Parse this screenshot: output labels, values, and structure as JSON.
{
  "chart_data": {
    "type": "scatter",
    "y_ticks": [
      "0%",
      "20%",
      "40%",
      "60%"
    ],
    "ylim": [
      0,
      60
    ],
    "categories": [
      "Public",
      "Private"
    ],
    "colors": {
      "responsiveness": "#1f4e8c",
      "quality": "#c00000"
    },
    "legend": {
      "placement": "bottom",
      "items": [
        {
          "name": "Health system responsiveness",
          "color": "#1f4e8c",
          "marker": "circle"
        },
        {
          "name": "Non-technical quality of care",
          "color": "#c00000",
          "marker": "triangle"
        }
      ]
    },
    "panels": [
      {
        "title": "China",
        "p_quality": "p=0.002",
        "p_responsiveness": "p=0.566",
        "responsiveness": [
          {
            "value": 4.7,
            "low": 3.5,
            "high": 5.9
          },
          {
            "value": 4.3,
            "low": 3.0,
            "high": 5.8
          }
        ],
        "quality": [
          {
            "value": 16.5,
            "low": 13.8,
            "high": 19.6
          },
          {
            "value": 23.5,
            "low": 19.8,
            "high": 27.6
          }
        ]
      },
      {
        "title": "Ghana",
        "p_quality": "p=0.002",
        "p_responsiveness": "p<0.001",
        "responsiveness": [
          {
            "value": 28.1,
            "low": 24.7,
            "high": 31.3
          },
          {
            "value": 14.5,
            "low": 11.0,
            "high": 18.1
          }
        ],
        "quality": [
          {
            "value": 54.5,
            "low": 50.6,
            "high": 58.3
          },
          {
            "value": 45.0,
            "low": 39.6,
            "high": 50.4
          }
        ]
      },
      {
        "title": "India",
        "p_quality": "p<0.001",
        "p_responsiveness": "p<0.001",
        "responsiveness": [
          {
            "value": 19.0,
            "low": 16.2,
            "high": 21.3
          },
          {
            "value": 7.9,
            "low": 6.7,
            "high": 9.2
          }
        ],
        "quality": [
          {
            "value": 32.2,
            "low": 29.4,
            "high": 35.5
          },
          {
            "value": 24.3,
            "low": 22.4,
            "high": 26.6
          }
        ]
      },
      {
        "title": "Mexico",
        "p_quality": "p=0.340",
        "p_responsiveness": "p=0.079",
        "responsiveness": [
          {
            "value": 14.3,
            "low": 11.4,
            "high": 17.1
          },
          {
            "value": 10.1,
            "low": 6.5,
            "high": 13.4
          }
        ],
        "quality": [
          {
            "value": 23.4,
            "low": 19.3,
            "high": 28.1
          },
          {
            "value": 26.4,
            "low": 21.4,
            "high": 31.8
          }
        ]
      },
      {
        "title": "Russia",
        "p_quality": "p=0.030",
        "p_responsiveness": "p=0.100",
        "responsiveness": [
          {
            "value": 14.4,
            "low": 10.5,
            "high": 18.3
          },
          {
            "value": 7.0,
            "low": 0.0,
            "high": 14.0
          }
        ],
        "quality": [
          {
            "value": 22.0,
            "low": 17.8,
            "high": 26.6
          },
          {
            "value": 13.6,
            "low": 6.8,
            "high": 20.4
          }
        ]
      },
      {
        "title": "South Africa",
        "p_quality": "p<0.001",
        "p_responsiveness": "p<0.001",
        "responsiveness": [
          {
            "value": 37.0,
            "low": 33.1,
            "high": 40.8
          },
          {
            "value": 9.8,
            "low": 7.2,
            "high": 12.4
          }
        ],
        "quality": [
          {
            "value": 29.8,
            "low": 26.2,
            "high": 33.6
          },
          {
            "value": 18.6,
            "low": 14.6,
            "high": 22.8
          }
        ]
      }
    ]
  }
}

###

## Task details
Set down every line of the listing above again, exactly as given.

## Expected output
Parse this screenshot: output labels, values, and structure as JSON.
{
  "chart_data": {
    "type": "scatter",
    "y_ticks": [
      "0%",
      "20%",
      "40%",
      "60%"
    ],
    "ylim": [
      0,
      60
    ],
    "categories": [
      "Public",
      "Private"
    ],
    "colors": {
      "responsiveness": "#1f4e8c",
      "quality": "#c00000"
    },
    "legend": {
      "placement": "bottom",
      "items": [
        {
          "name": "Health system responsiveness",
          "color": "#1f4e8c",
          "marker": "circle"
        },
        {
          "name": "Non-technical quality of care",
          "color": "#c00000",
          "marker": "triangle"
        }
      ]
    },
    "panels": [
      {
        "title": "China",
        "p_quality": "p=0.002",
        "p_responsiveness": "p=0.566",
        "responsiveness": [
          {
            "value": 4.7,
            "low": 3.5,
            "high": 5.9
          },
          {
            "value": 4.3,
            "low": 3.0,
            "high": 5.8
          }
        ],
        "quality": [
          {
            "value": 16.5,
            "low": 13.8,
            "high": 19.6
          },
          {
            "value": 23.5,
            "low": 19.8,
            "high": 27.6
          }
        ]
      },
      {
        "title": "Ghana",
        "p_quality": "p=0.002",
        "p_responsiveness": "p<0.001",
        "responsiveness": [
          {
            "value": 28.1,
            "low": 24.7,
            "high": 31.3
          },
          {
            "value": 14.5,
            "low": 11.0,
            "high": 18.1
          }
        ],
        "quality": [
          {
            "value": 54.5,
            "low": 50.6,
            "high": 58.3
          },
          {
            "value": 45.0,
            "low": 39.6,
            "high": 50.4
          }
        ]
      },
      {
        "title": "India",
        "p_quality": "p<0.001",
        "p_responsiveness": "p<0.001",
        "responsiveness": [
          {
            "value": 19.0,
            "low": 16.2,
            "high": 21.3
          },
          {
            "value": 7.9,
            "low": 6.7,
            "high": 9.2
          }
        ],
        "quality": [
          {
            "value": 32.2,
            "low": 29.4,
            "high": 35.5
          },
          {
            "value": 24.3,
            "low": 22.4,
            "high": 26.6
          }
        ]
      },
      {
        "title": "Mexico",
        "p_quality": "p=0.340",
        "p_responsiveness": "p=0.079",
        "responsiveness": [
          {
            "value": 14.3,
            "low": 11.4,
            "high": 17.1
          },
          {
            "value": 10.1,
            "low": 6.5,
            "high": 13.4
          }
        ],
        "quality": [
          {
            "value": 23.4,
            "low": 19.3,
            "high": 28.1
          },
          {
            "value": 26.4,
            "low": 21.4,
            "high": 31.8
          }
        ]
      },
      {
        "title": "Russia",
        "p_quality": "p=0.030",
        "p_responsiveness": "p=0.100",
        "responsiveness": [
          {
            "value": 14.4,
            "low": 10.5,
            "high": 18.3
          },
          {
            "value": 7.0,
            "low": 0.0,
            "high": 14.0
          }
        ],
        "quality": [
          {
            "value": 22.0,
            "low": 17.8,
            "high": 26.6
          },
          {
            "value": 13.6,
            "low": 6.8,
            "high": 20.4
          }
        ]
      },
      {
        "title": "South Africa",
        "p_quality": "p<0.001",
        "p_responsiveness": "p<0.001",
        "responsiveness": [
          {
            "value": 37.0,
            "low": 33.1,
            "high": 40.8
          },
          {
            "value": 9.8,
            "low": 7.2,
            "high": 12.4
          }
        ],
        "quality": [
          {
            "value": 29.8,
            "low": 26.2,
            "high": 33.6
          },
          {
            "value": 18.6,
            "low": 14.6,
            "high": 22.8
          }
        ]
      }
    ]
  }
}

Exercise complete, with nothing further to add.